Goal: In the entries, find all lines that hold the word "odpadami" and copy them.

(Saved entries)

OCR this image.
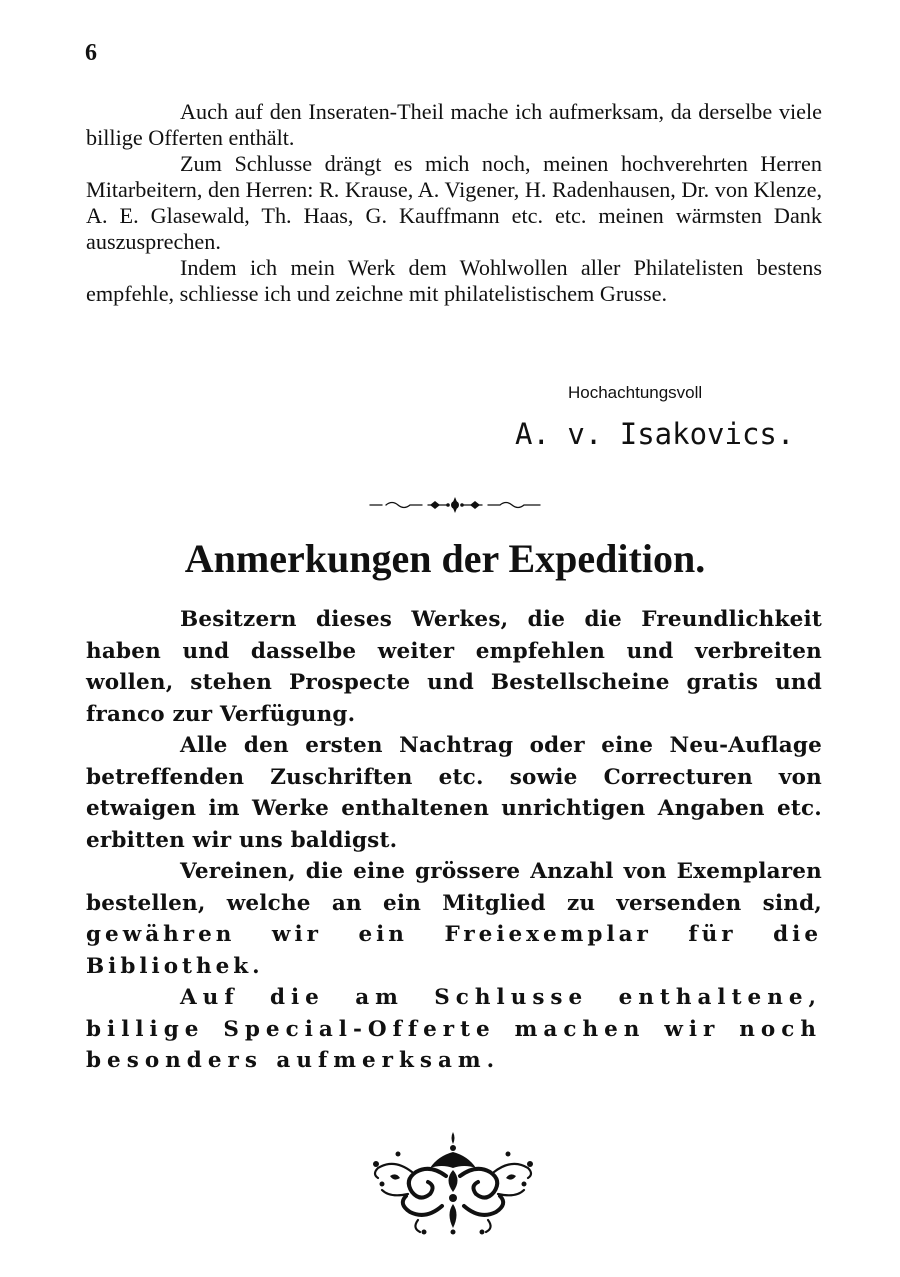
6

Auch auf den Inseraten-Theil mache ich aufmerksam, da derselbe viele billige Offerten enthält.

Zum Schlusse drängt es mich noch, meinen hochverehrten Herren Mitarbeitern, den Herren: R. Krause, A. Vigener, H. Radenhausen, Dr. von Klenze, A. E. Glasewald, Th. Haas, G. Kauffmann etc. etc. meinen wärmsten Dank auszusprechen.

Indem ich mein Werk dem Wohlwollen aller Philatelisten bestens empfehle, schliesse ich und zeichne mit philatelistischem Grusse.

Hochachtungsvoll

A. v. Isakovics.

Anmerkungen der Expedition.

Besitzern dieses Werkes, die die Freundlichkeit haben und dasselbe weiter empfehlen und verbreiten wollen, stehen Prospecte und Bestellscheine gratis und franco zur Verfügung.

Alle den ersten Nachtrag oder eine Neu-Auflage betreffenden Zuschriften etc. sowie Correcturen von etwaigen im Werke enthaltenen unrichtigen Angaben etc. erbitten wir uns baldigst.

Vereinen, die eine grössere Anzahl von Exemplaren bestellen, welche an ein Mitglied zu versenden sind, gewähren wir ein Freiexemplar für die Bibliothek.

Auf die am Schlusse enthaltene, billige Special-Offerte machen wir noch besonders aufmerksam.
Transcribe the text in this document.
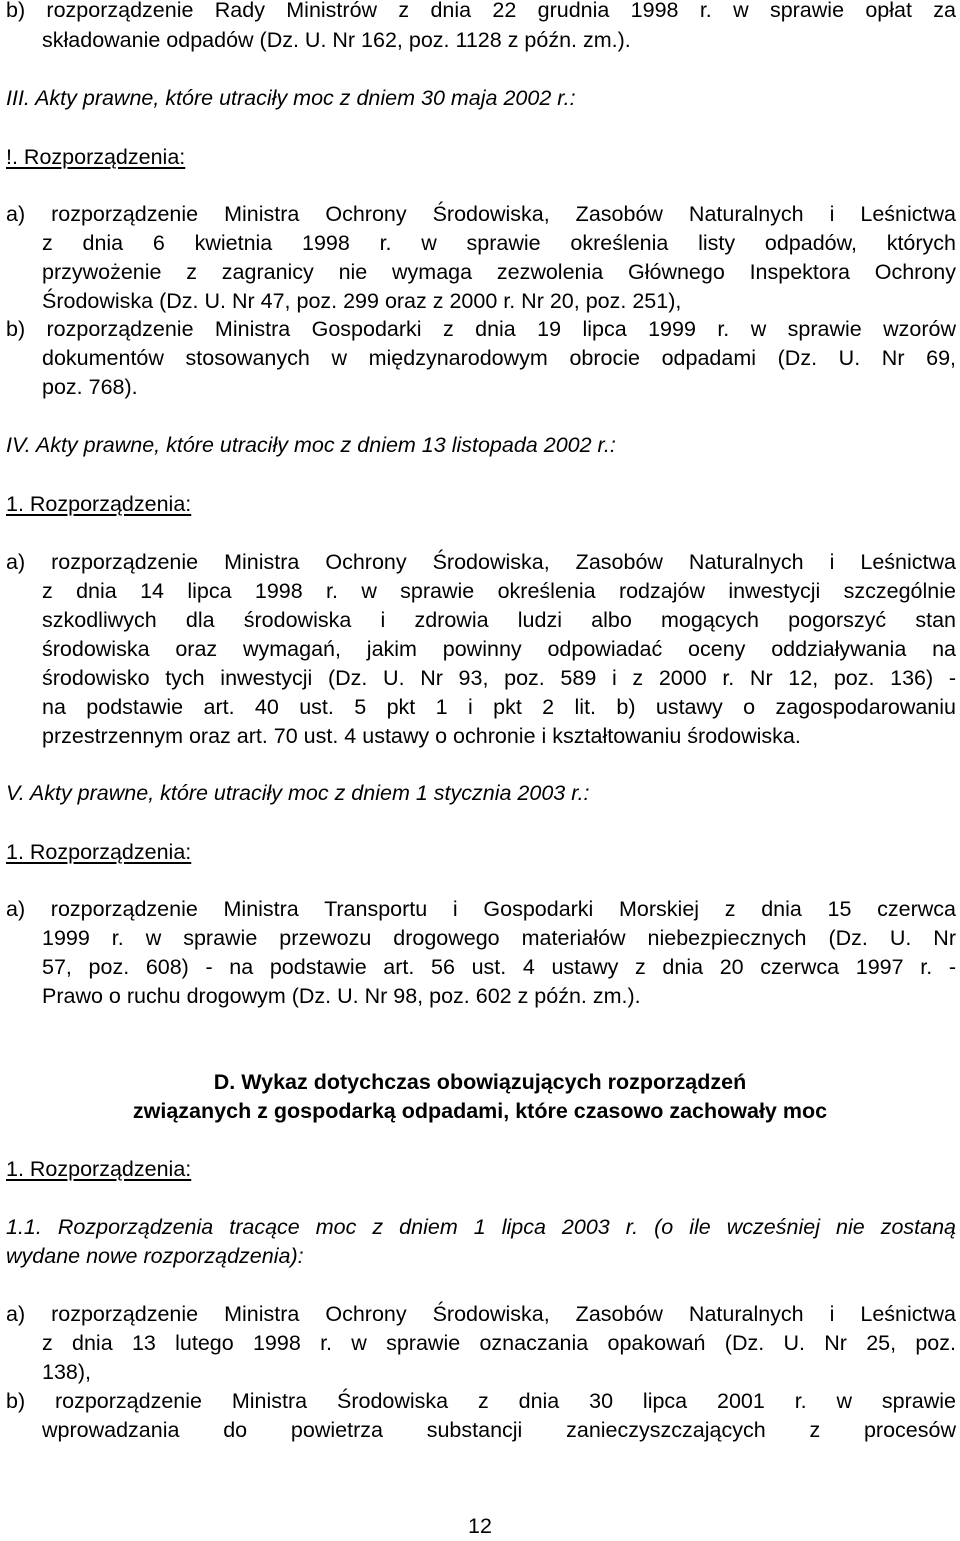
b) rozporządzenie Rady Ministrów z dnia 22 grudnia 1998 r. w sprawie opłat za
składowanie odpadów (Dz. U. Nr 162, poz. 1128 z późn. zm.).
III. Akty prawne, które utraciły moc z dniem 30 maja 2002 r.:
!. Rozporządzenia:
a) rozporządzenie Ministra Ochrony Środowiska, Zasobów Naturalnych i Leśnictwa
z dnia 6 kwietnia 1998 r. w sprawie określenia listy odpadów, których
przywożenie z zagranicy nie wymaga zezwolenia Głównego Inspektora Ochrony
Środowiska (Dz. U. Nr 47, poz. 299 oraz z 2000 r. Nr 20, poz. 251),
b) rozporządzenie Ministra Gospodarki z dnia 19 lipca 1999 r. w sprawie wzorów
dokumentów stosowanych w międzynarodowym obrocie odpadami (Dz. U. Nr 69,
poz. 768).
IV. Akty prawne, które utraciły moc z dniem 13 listopada 2002 r.:
1. Rozporządzenia:
a) rozporządzenie Ministra Ochrony Środowiska, Zasobów Naturalnych i Leśnictwa
z dnia 14 lipca 1998 r. w sprawie określenia rodzajów inwestycji szczególnie
szkodliwych dla środowiska i zdrowia ludzi albo mogących pogorszyć stan
środowiska oraz wymagań, jakim powinny odpowiadać oceny oddziaływania na
środowisko tych inwestycji (Dz. U. Nr 93, poz. 589 i z 2000 r. Nr 12, poz. 136) -
na podstawie art. 40 ust. 5 pkt 1 i pkt 2 lit. b) ustawy o zagospodarowaniu
przestrzennym oraz art. 70 ust. 4 ustawy o ochronie i kształtowaniu środowiska.
V. Akty prawne, które utraciły moc z dniem 1 stycznia 2003 r.:
1. Rozporządzenia:
a) rozporządzenie Ministra Transportu i Gospodarki Morskiej z dnia 15 czerwca
1999 r. w sprawie przewozu drogowego materiałów niebezpiecznych (Dz. U. Nr
57, poz. 608) - na podstawie art. 56 ust. 4 ustawy z dnia 20 czerwca 1997 r. -
Prawo o ruchu drogowym (Dz. U. Nr 98, poz. 602 z późn. zm.).
D. Wykaz dotychczas obowiązujących rozporządzeń
związanych z gospodarką odpadami, które czasowo zachowały moc
1. Rozporządzenia:
1.1. Rozporządzenia tracące moc z dniem 1 lipca 2003 r. (o ile wcześniej nie zostaną
wydane nowe rozporządzenia):
a) rozporządzenie Ministra Ochrony Środowiska, Zasobów Naturalnych i Leśnictwa
z dnia 13 lutego 1998 r. w sprawie oznaczania opakowań (Dz. U. Nr 25, poz.
138),
b) rozporządzenie Ministra Środowiska z dnia 30 lipca 2001 r. w sprawie
wprowadzania do powietrza substancji zanieczyszczających z procesów
12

Task result:
dokumentów stosowanych w międzynarodowym obrocie odpadami (Dz. U. Nr 69,
związanych z gospodarką odpadami, które czasowo zachowały moc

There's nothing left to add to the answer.